Aim of the exercise:
State how many lines of the entries hold the string "désactivation", and nothing more.
=======
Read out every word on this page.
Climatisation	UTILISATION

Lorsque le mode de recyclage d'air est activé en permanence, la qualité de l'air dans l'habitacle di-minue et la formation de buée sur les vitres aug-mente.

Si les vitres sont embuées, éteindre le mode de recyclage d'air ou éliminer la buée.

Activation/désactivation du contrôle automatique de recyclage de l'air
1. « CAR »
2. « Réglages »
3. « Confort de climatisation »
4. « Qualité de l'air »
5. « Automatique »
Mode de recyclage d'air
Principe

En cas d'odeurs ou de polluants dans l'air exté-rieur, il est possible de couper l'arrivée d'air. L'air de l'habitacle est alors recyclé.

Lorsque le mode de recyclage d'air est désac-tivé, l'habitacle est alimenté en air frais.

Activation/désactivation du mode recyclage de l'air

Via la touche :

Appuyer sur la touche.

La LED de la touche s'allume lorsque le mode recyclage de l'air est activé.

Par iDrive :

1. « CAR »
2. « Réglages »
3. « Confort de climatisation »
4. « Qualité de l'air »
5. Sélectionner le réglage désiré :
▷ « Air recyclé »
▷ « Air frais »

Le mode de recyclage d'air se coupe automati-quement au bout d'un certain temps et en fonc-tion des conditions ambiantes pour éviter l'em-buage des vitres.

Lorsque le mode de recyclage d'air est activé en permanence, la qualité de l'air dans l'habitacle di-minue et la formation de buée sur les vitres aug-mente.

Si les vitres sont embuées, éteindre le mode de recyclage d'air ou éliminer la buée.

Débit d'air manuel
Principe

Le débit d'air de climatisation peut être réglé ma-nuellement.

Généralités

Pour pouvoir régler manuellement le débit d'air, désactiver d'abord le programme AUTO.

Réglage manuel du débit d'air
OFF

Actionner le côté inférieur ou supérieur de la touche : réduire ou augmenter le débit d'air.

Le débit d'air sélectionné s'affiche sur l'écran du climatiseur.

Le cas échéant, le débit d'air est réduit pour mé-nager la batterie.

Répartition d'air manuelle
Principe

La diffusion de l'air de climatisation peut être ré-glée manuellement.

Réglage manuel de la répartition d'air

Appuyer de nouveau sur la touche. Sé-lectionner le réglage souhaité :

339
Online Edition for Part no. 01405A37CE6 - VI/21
=======
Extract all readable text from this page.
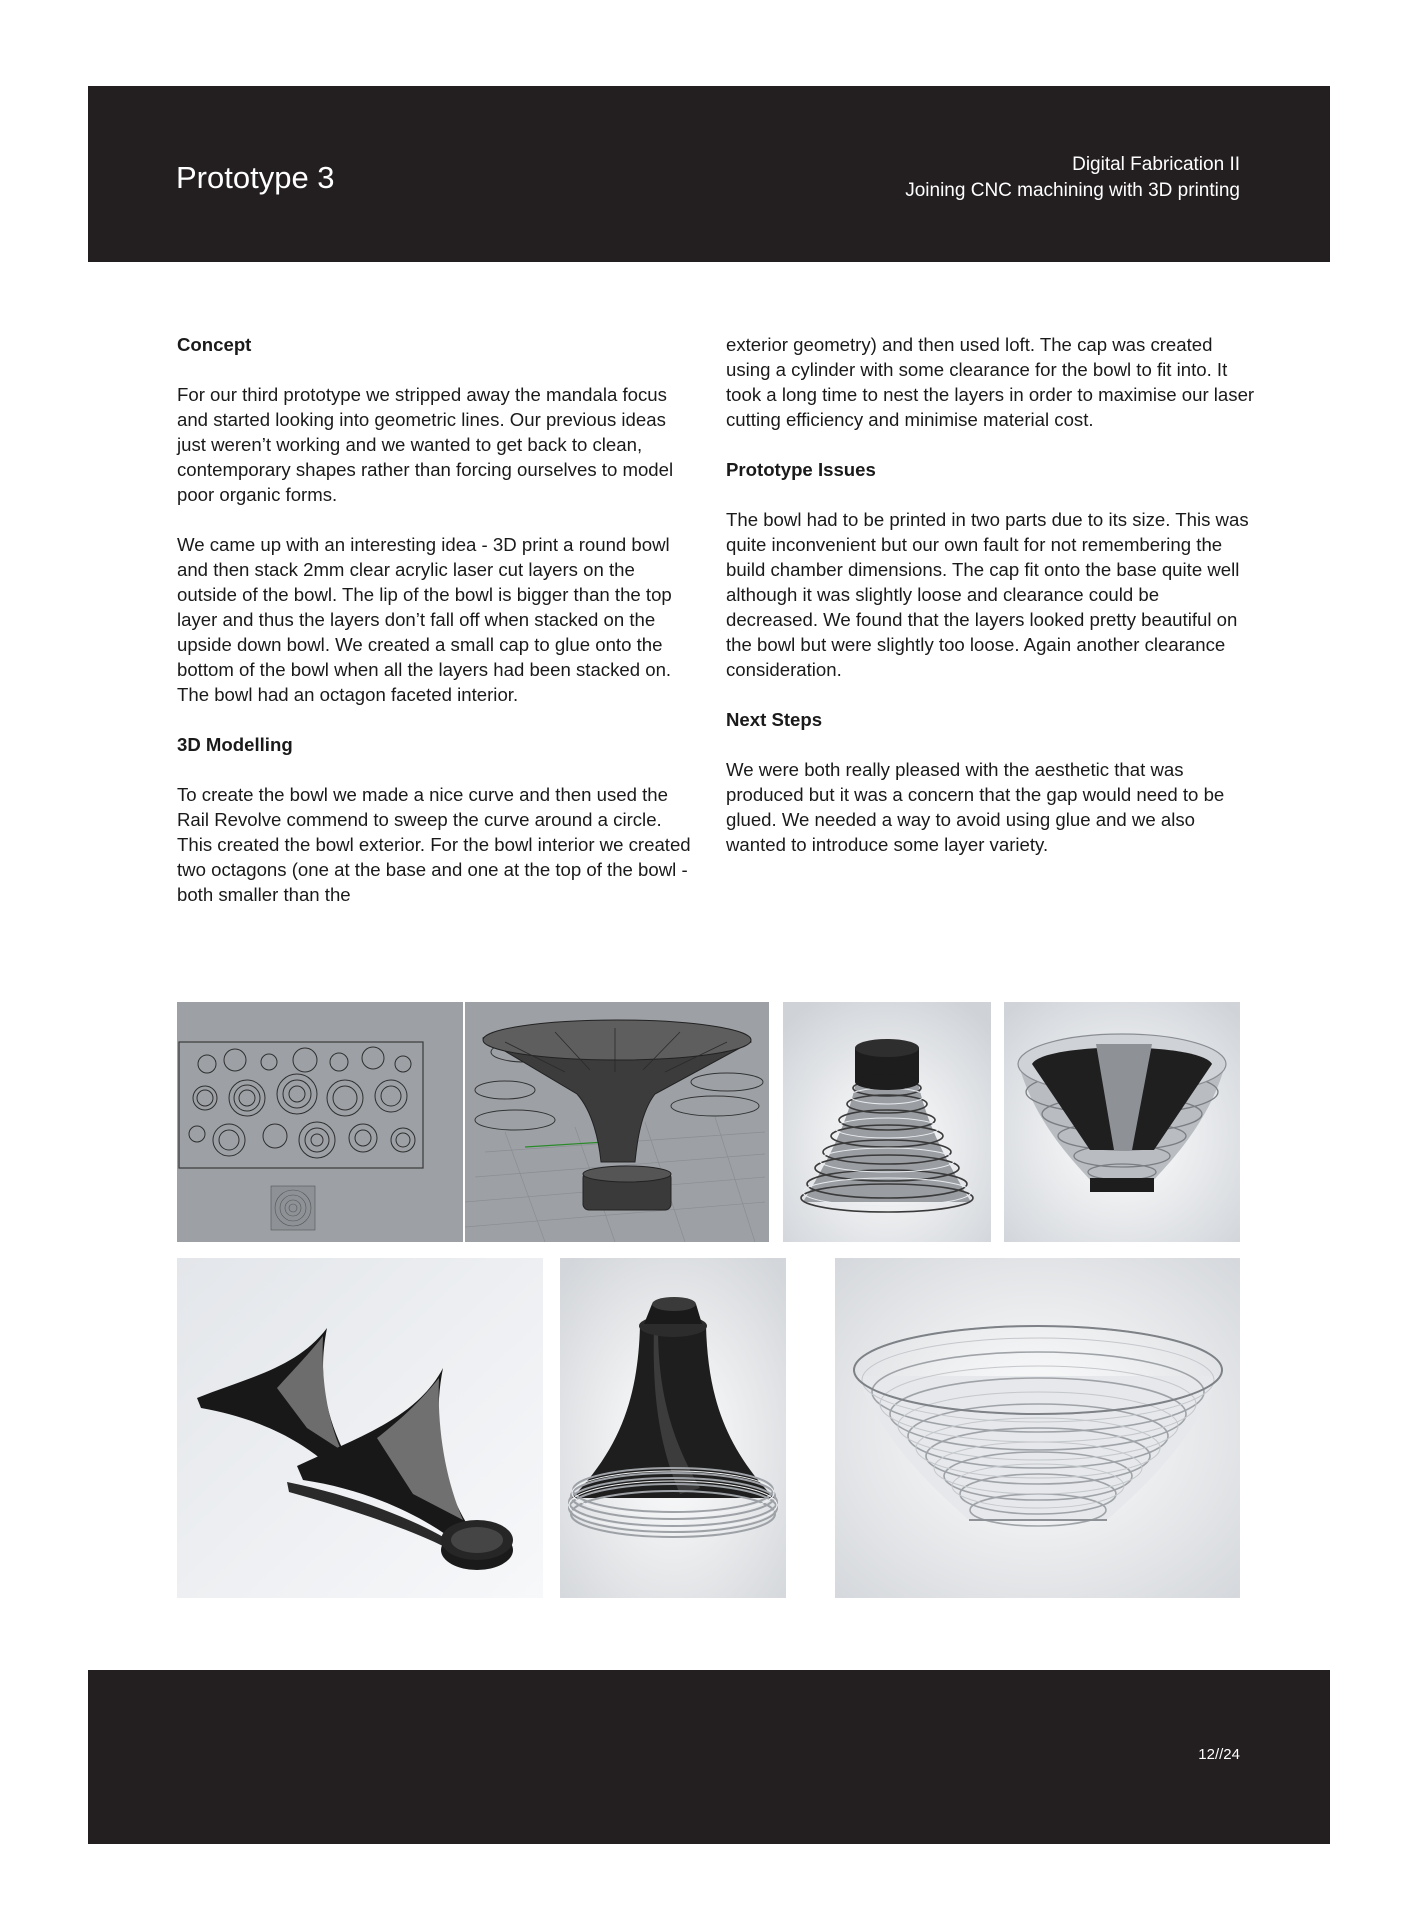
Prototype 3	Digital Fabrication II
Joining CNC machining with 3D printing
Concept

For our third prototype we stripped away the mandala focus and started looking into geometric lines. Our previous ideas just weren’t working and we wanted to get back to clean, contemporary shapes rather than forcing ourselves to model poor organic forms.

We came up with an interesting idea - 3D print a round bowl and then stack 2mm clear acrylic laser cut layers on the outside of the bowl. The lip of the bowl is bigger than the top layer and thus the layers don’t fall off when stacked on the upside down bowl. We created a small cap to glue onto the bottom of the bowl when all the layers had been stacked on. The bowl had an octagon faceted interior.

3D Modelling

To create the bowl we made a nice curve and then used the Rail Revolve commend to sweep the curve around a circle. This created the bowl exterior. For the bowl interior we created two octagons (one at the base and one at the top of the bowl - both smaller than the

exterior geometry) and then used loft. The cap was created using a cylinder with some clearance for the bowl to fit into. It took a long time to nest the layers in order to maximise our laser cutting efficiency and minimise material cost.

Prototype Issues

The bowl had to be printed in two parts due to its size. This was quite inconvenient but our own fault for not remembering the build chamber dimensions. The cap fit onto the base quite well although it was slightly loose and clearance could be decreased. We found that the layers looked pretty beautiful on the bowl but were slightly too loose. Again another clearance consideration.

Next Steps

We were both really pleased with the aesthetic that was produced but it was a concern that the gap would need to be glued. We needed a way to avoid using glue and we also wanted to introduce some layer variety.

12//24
=======
Solved exercise:
2